■ **AIM**
Repeat exactly the lines from the one containing "Transcribe this image's" through the last line of the records below, both included, and nothing else.
▽
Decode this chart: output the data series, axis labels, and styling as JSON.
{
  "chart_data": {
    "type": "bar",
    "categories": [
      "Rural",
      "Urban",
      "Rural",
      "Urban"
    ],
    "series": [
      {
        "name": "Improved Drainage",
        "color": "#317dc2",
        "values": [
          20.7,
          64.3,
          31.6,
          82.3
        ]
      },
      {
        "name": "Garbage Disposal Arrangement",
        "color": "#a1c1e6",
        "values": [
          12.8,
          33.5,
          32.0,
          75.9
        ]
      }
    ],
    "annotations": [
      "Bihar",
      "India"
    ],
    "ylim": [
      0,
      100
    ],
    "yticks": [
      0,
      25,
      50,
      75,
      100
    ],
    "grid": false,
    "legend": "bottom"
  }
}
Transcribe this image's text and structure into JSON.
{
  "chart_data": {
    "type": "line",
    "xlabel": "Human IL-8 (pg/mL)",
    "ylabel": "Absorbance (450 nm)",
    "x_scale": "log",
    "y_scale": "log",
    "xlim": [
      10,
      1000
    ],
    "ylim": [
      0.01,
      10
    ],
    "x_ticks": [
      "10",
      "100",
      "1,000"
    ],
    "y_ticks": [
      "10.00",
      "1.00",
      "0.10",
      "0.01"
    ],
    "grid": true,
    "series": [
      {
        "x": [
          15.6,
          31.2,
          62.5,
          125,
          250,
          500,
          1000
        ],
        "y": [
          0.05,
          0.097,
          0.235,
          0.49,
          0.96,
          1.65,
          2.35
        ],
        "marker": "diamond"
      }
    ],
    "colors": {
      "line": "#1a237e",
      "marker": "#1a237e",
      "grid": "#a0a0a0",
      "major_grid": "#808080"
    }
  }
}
△
■ **COMPLETE OUTPUT**
Transcribe this image's text and structure into JSON.
{
  "chart_data": {
    "type": "line",
    "xlabel": "Human IL-8 (pg/mL)",
    "ylabel": "Absorbance (450 nm)",
    "x_scale": "log",
    "y_scale": "log",
    "xlim": [
      10,
      1000
    ],
    "ylim": [
      0.01,
      10
    ],
    "x_ticks": [
      "10",
      "100",
      "1,000"
    ],
    "y_ticks": [
      "10.00",
      "1.00",
      "0.10",
      "0.01"
    ],
    "grid": true,
    "series": [
      {
        "x": [
          15.6,
          31.2,
          62.5,
          125,
          250,
          500,
          1000
        ],
        "y": [
          0.05,
          0.097,
          0.235,
          0.49,
          0.96,
          1.65,
          2.35
        ],
        "marker": "diamond"
      }
    ],
    "colors": {
      "line": "#1a237e",
      "marker": "#1a237e",
      "grid": "#a0a0a0",
      "major_grid": "#808080"
    }
  }
}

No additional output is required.